## Tarefa dada A
Responda com base no texto sobre a fiscalização do ITR:
(i) Hoje, o que a legislação pede que os declarantes informem?
(ii) Com o que as imagens de satélite de uso das áreas podem ser cruzadas para estimar a área tributável?
(iii) O que a RFB ainda não conseguiu com os gestores do CAR?
## Tarefa dada B
Escreva a continuação do texto sobre a fiscalização do ITR, começando logo depois da última frase.

## Texto fornecido
◇ ◇ ◇ ◇ ◇ ◇ ◇
Usar mapas de propriedades para a fiscalização do ITR. A área tributável pode ser estimada cruzando-se imagens de satélite de uso das áreas com os mapas das propriedades que são disponibilizados no Cadastro Ambiental Rural (CAR). Atualmente, a legislação só pede que os declarantes informem o número do cadastro. A RFB e os municípios poderiam acessar os mapas do CAR para cruzá-los com mapas de uso do solo. O cruzamento de mapa dos imóveis (como o CAR) e de outras jurisdições (assentamentos de reforma agrária, unidades de conservação, terras indígenas) também serviria para avaliar as causas da redução de área declarada que vem ocorrendo. Apesar do número do CAR já estar sendo exigido na Declaração do Imposto Territorial sobre a Propriedade Rural (DITR), a RFB ainda não conseguiu convênios com gestores do CAR para cruzamento das informações.
◇ ◇ ◇ ◇ ◇ ◇ ◇
## Dados guardados
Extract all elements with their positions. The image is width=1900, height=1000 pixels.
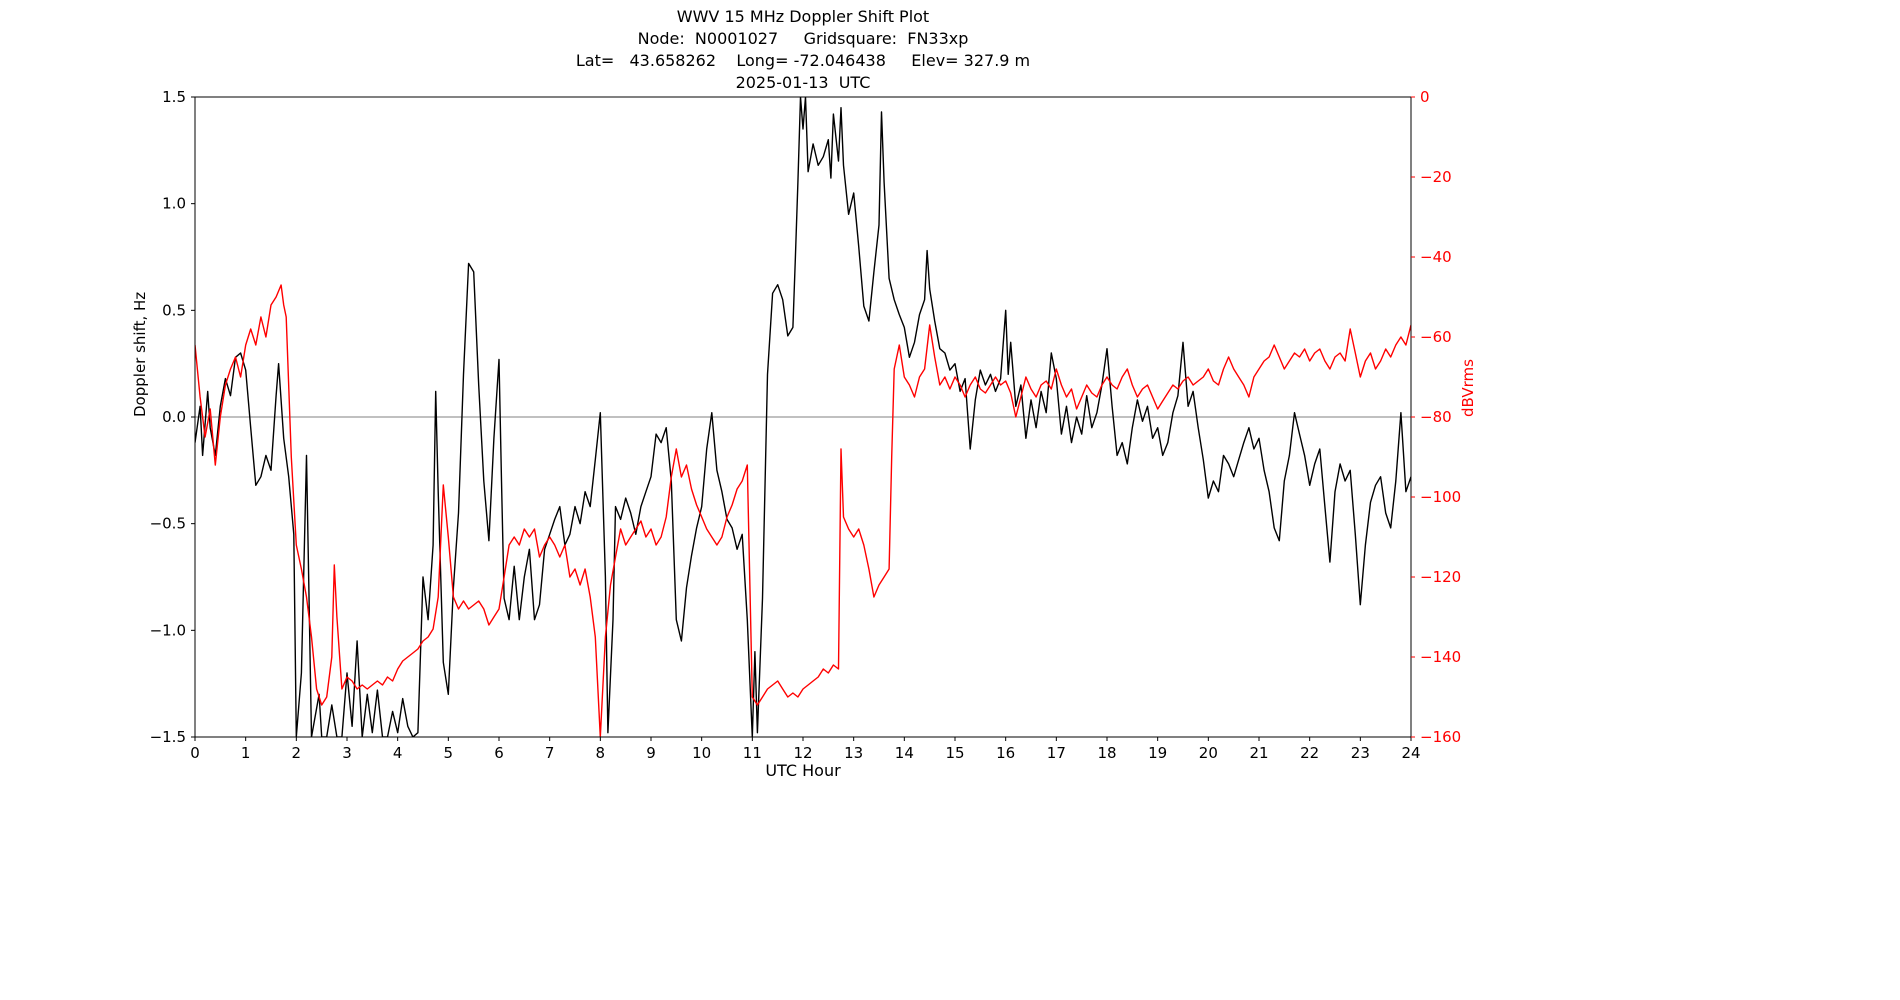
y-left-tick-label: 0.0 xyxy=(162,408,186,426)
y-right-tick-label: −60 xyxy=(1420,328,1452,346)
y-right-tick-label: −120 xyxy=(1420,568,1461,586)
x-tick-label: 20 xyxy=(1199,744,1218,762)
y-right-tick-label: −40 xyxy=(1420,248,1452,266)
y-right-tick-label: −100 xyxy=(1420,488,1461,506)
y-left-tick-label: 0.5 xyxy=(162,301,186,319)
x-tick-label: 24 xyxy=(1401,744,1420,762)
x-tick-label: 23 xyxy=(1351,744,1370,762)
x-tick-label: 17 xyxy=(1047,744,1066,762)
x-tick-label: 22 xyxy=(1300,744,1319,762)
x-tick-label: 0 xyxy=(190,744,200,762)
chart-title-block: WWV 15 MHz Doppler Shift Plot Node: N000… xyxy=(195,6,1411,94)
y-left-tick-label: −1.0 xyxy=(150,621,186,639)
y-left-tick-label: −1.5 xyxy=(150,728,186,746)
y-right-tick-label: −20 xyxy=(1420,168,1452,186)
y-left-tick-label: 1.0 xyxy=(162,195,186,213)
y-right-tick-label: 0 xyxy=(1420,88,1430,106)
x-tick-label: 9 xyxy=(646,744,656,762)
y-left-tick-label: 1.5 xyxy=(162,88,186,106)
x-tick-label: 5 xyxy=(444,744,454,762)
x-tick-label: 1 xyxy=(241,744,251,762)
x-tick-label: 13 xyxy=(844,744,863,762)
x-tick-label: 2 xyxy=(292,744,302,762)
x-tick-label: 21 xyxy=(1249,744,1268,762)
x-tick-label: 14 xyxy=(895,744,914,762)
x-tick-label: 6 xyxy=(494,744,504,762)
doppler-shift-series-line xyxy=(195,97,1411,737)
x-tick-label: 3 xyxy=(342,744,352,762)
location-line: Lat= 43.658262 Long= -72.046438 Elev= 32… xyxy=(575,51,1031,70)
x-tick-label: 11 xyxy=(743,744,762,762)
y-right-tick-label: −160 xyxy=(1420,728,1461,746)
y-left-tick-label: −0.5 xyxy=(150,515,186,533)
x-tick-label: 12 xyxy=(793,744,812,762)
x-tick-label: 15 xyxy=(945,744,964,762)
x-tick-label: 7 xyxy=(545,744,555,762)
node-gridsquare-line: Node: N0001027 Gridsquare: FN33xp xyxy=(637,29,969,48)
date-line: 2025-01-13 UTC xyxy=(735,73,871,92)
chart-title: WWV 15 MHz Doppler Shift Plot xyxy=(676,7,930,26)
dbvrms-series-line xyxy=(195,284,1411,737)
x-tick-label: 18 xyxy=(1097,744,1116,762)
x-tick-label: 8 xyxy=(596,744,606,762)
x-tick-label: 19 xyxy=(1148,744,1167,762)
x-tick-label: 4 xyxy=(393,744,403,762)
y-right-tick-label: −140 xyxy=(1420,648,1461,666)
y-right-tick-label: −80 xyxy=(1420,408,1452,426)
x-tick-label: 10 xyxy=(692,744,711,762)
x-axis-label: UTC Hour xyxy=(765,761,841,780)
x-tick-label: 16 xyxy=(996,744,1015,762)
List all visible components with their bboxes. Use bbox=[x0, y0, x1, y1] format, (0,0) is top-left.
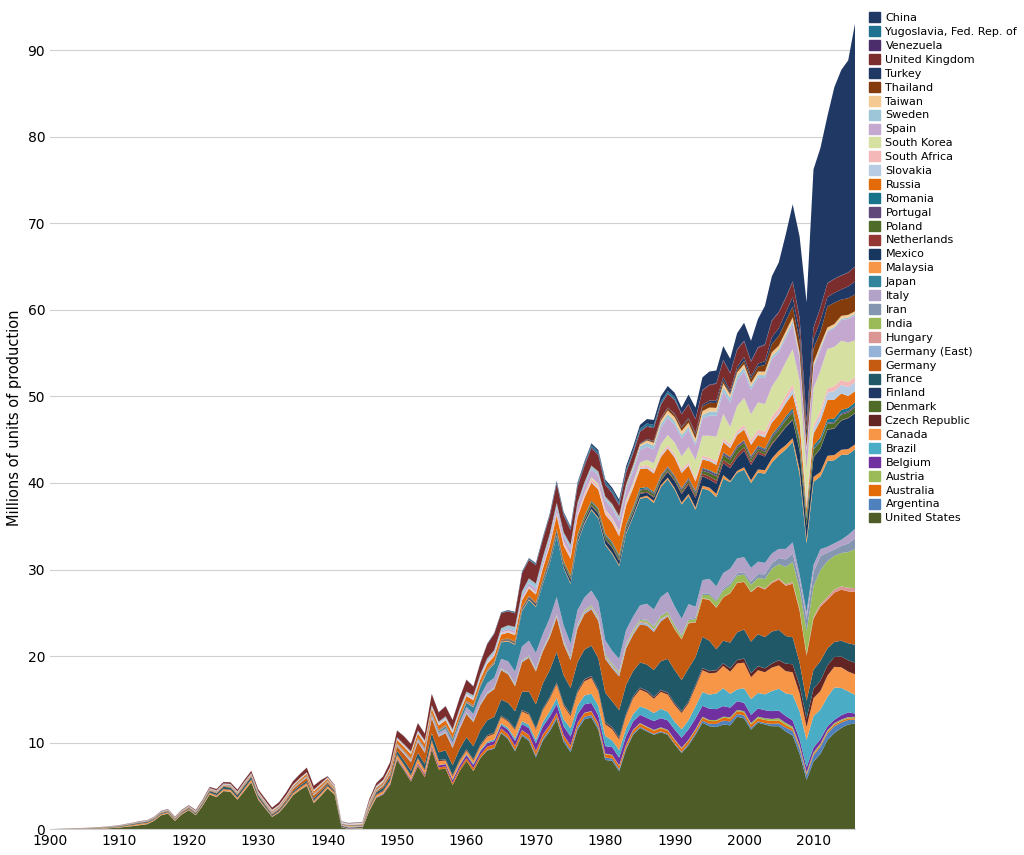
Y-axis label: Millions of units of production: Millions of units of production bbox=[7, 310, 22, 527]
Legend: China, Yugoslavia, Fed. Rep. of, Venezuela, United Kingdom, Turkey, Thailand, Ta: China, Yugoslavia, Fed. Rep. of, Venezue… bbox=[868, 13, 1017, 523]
◇ ◇ ◇ ◇ ◇ ◇ ◇
## Resultado do exercício A
(i) Só o número do cadastro.
(ii) Com os mapas das propriedades que ficam disponíveis no Cadastro Ambiental Rural (CAR).
(iii) Convênios para o cruzamento das informações.

## Resultado do exercício B
Atualizar o índice de produtividade para estabelecer o grau de uso da terra. O Incra, que é responsável direto por atualizar o índice, poderia priorizar a atualização dos índices da pecuária, pois é o uso que ocupa maior área e um dos mais ineficientes. Para tanto, poderia usar dados já existentes. Entretanto, a atualização do índice dependeria de a presidência da República entender a importância estratégica do ITR e estar comprometida com o desenvolvimento rural mais sustentável e inclusivo. Além disso, a presidência deveria estar disposta a vencer a resistência do setor rural – uma forma de fazer isso seria mostrar aos líderes rurais mais produtivos que o aumento afetaria principalmente os produtores rurais que usam a terra de forma especulativa.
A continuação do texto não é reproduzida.